Goal: State the number of lines that contain the word "Vols", and add nothing else.
#### Input records ####
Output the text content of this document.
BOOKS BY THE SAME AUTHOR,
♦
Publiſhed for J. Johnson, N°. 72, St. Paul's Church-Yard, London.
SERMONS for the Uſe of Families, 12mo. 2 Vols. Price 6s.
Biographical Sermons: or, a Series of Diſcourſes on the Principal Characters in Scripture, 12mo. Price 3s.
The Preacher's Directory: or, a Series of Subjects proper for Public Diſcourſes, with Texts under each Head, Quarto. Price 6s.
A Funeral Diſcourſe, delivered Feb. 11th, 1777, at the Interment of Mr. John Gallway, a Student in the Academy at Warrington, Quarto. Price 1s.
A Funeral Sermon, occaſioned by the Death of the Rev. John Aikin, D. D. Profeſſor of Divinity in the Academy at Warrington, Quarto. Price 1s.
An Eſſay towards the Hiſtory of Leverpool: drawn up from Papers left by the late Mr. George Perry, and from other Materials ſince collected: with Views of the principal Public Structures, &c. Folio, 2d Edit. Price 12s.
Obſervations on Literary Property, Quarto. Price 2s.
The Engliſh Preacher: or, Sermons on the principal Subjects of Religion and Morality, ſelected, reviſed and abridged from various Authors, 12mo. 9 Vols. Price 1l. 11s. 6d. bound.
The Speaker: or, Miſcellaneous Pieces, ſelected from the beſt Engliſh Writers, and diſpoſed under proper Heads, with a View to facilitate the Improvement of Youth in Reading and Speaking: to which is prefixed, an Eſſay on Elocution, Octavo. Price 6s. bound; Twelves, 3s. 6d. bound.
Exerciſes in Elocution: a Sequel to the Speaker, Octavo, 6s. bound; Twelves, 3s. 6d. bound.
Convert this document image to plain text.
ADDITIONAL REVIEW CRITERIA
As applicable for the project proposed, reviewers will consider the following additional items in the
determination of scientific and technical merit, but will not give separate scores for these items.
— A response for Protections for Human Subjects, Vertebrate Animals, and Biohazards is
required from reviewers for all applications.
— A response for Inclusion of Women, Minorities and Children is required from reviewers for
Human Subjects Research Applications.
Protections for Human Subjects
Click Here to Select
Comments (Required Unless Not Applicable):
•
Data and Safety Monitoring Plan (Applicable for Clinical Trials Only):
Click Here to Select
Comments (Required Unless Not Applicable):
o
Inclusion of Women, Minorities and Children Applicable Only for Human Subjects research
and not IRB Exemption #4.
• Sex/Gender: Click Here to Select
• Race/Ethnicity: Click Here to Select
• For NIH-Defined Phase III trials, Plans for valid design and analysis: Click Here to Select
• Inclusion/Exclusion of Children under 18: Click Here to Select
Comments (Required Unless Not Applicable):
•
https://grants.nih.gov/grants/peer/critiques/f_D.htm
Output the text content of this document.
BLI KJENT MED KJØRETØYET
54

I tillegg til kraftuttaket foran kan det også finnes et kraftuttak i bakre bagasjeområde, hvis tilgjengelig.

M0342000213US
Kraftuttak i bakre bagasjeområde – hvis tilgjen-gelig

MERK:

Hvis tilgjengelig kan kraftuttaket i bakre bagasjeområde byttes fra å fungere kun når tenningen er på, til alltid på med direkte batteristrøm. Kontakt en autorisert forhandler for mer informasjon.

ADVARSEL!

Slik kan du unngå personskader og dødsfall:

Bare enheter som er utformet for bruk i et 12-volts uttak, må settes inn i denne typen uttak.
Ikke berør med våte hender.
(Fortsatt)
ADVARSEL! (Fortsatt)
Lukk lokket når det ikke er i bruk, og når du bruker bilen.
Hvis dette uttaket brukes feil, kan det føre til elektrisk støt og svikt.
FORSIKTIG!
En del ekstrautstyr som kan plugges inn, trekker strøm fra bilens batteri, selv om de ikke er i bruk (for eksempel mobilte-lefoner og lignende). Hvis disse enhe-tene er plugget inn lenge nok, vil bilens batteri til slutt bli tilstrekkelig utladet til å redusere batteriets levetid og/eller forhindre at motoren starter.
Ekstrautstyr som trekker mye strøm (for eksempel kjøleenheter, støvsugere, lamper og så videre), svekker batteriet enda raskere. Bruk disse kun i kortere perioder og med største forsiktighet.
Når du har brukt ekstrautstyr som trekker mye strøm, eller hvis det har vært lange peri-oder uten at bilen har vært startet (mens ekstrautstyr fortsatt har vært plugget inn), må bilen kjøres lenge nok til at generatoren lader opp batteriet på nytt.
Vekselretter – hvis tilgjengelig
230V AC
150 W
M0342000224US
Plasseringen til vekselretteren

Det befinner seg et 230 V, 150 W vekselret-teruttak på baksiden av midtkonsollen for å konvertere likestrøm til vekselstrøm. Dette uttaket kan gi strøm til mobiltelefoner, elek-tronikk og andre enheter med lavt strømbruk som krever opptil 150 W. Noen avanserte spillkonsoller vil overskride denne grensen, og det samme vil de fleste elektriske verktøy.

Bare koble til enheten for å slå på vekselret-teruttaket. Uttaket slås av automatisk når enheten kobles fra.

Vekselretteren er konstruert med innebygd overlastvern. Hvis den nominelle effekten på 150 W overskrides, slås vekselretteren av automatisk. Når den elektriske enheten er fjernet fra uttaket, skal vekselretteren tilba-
####
Reply to the task: 2